Supplied passage:

Chögyam Trungpa (March 5, 1939 – April 4, 1987) was a Buddhist meditation master.

Quotes[edit]

Cutting Through Spiritual Materialism[edit]

"Cutting Through Spiritual Materialism" by Chögyam Trungpa (1973)
  • According to the Buddhist tradition, the spiritual path is the process of cutting through our confusion, of uncovering the awakened state of mind. When the awakened state of mind is crowded in by ego and its attendant paranoia, it takes on the character of an underlying instinct. So it is not a matter of building up the awakened state of mind, but rather of burning out the confusions which obstruct it. In the process of burning out these confusions, we discover enlightenment. If the process we otherwise, the awakened state of mind would be a product, dependent upon cause and effect and therefore liable to dissolution.
  • Walking the spiritual path properly is a very subtle process; it is not something to jump into naively. There are numerous sidetracks which leades to a distorted, ego-centered version of spirituality; we can deceive ourselves into thinking we are developing spiritually when instead we are strengthening our egocentricity through spiritual techniques. This fundamental distortion may be referred to as spiritual materialism.
  • Anything which is created must, sooner or later, die. If enlightenment were created in such a way, there would always be a possibility of ego reasserting itself, causing a return to the confused state. Enlightenment is permanent because we have not produced it; we have merely discovered it. In the Buddhist tradition the analogy of the sun appearing from behind the clouds is often used to explain the discovery of enlightenment. In meditation practice we clear away the confusion of ego in order to glimpse the awakened state. The absence of ignorance, of being crowded in, of paranoia, opens up a tremendous view of life. One discovers a different way of being.

Goal: In the Chögyam Trungpa quotations, what analogy does the Buddhist tradition often use to explain the discovery of enlightenment?

Data:
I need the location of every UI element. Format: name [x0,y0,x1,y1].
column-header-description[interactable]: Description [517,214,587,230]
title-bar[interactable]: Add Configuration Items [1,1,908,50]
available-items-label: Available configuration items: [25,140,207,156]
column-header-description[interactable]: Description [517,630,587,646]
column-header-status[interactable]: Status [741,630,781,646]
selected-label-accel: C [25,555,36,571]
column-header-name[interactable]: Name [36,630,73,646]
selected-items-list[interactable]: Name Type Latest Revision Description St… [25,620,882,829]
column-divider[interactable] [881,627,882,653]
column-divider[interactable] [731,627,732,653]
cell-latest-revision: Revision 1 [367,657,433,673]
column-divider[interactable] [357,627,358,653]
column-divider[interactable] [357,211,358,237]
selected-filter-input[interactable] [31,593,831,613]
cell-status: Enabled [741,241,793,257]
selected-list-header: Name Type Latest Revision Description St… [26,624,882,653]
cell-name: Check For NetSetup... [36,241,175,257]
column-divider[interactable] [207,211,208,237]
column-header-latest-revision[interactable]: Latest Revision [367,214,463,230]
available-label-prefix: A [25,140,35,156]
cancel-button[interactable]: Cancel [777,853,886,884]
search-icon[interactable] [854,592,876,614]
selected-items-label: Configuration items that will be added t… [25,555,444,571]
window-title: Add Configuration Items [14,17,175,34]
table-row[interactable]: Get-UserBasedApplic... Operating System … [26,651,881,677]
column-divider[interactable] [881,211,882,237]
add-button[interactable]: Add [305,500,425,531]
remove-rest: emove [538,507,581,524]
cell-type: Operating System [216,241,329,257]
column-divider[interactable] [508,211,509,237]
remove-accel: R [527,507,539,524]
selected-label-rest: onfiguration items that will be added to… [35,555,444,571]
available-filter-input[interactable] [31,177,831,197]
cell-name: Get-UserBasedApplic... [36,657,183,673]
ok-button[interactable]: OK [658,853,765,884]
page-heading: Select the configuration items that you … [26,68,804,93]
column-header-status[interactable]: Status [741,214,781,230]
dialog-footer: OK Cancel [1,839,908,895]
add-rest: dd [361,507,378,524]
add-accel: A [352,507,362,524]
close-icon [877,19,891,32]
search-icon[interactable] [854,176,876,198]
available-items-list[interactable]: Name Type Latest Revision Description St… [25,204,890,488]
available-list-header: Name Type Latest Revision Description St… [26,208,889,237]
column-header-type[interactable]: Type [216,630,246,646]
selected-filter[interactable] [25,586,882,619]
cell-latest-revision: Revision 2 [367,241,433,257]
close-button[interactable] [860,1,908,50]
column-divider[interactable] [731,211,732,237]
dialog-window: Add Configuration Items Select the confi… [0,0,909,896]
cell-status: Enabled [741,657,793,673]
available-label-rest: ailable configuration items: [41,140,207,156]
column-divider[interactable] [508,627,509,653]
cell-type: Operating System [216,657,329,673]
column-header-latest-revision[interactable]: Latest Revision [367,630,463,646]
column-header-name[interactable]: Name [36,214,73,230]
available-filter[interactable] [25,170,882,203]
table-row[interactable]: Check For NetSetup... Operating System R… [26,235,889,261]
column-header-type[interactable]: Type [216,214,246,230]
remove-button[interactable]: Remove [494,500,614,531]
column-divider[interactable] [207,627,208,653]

Task solution: The sun appearing from behind the clouds.